## Start MATERIAL SUPPLIED
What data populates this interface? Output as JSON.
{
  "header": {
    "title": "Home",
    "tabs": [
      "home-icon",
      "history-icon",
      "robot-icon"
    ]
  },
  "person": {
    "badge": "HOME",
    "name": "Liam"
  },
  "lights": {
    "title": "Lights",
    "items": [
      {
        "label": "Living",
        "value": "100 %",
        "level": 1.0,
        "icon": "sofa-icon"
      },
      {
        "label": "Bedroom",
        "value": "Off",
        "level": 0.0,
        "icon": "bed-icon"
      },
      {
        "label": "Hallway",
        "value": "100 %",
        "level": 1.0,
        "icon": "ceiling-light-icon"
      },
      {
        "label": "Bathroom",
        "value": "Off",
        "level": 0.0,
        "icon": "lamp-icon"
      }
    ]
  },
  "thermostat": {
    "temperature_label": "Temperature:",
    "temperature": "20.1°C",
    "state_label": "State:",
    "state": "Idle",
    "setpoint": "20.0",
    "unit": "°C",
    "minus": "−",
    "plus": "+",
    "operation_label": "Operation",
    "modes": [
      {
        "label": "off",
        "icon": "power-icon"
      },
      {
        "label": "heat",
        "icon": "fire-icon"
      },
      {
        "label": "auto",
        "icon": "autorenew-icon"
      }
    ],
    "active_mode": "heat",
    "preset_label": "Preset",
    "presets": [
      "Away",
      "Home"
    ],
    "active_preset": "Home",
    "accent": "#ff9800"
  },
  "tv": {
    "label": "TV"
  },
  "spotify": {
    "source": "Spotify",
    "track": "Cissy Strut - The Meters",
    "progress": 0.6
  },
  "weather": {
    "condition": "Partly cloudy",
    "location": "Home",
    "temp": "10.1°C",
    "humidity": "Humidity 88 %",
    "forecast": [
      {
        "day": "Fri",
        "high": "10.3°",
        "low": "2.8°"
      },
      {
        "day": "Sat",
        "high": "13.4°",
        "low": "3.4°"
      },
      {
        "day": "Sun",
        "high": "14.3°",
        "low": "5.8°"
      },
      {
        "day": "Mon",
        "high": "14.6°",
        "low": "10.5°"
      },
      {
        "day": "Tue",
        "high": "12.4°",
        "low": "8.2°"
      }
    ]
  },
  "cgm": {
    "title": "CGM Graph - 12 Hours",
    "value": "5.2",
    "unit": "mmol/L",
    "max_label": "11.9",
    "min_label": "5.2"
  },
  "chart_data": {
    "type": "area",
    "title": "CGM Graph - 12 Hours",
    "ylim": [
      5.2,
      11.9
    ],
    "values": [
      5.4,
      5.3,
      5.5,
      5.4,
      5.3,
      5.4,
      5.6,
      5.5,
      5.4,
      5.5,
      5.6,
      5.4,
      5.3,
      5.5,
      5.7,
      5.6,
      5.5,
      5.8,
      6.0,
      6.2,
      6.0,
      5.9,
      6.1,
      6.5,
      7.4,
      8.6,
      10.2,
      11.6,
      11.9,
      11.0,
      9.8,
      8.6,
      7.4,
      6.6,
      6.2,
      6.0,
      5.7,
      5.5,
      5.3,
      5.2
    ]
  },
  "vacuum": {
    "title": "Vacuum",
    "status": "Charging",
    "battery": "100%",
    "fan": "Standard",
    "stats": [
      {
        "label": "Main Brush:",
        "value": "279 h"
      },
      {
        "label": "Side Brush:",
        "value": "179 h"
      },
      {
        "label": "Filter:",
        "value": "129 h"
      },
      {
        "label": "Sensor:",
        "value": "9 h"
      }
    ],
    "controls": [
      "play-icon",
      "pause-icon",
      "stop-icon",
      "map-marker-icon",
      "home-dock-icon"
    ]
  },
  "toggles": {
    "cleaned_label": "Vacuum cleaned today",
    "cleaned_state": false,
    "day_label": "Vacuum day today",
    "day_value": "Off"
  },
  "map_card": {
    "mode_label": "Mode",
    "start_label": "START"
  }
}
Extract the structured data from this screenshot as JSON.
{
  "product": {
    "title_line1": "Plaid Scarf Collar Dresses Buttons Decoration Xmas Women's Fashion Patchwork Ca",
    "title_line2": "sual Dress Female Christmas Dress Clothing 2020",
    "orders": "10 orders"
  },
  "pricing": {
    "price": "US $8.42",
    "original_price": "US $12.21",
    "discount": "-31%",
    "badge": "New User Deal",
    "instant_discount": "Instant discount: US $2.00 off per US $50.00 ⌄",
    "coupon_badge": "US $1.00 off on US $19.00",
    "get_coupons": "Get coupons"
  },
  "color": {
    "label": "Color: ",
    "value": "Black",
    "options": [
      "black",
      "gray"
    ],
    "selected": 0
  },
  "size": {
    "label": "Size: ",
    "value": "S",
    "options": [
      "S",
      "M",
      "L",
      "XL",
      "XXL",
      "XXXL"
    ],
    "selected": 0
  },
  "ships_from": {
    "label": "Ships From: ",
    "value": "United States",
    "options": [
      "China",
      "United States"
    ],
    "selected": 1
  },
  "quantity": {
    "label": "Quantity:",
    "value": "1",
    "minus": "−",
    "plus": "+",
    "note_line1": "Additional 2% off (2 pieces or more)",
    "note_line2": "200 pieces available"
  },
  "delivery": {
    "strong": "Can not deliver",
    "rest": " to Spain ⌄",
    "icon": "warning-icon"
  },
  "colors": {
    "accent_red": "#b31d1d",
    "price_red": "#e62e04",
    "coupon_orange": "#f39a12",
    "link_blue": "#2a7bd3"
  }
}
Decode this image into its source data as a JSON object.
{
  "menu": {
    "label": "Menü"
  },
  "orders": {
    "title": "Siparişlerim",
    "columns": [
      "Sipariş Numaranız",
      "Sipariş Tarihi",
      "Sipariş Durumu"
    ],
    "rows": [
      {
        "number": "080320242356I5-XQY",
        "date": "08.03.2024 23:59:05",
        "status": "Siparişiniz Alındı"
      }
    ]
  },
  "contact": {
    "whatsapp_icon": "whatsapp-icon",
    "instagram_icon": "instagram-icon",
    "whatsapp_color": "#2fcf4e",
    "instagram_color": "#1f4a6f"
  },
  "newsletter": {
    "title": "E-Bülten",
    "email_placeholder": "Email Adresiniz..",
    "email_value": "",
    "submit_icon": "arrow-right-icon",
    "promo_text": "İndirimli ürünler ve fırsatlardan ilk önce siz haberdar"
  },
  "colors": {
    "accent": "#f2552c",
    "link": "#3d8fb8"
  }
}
## End MATERIAL SUPPLIED
■ SHORT PROBLEM:
Output only the lines running from the line with "Decode this image" through the final line of the data, inclusive.

■ RESPONSE TO THE EXERCISE:
Decode this image into its source data as a JSON object.
{
  "menu": {
    "label": "Menü"
  },
  "orders": {
    "title": "Siparişlerim",
    "columns": [
      "Sipariş Numaranız",
      "Sipariş Tarihi",
      "Sipariş Durumu"
    ],
    "rows": [
      {
        "number": "080320242356I5-XQY",
        "date": "08.03.2024 23:59:05",
        "status": "Siparişiniz Alındı"
      }
    ]
  },
  "contact": {
    "whatsapp_icon": "whatsapp-icon",
    "instagram_icon": "instagram-icon",
    "whatsapp_color": "#2fcf4e",
    "instagram_color": "#1f4a6f"
  },
  "newsletter": {
    "title": "E-Bülten",
    "email_placeholder": "Email Adresiniz..",
    "email_value": "",
    "submit_icon": "arrow-right-icon",
    "promo_text": "İndirimli ürünler ve fırsatlardan ilk önce siz haberdar"
  },
  "colors": {
    "accent": "#f2552c",
    "link": "#3d8fb8"
  }
}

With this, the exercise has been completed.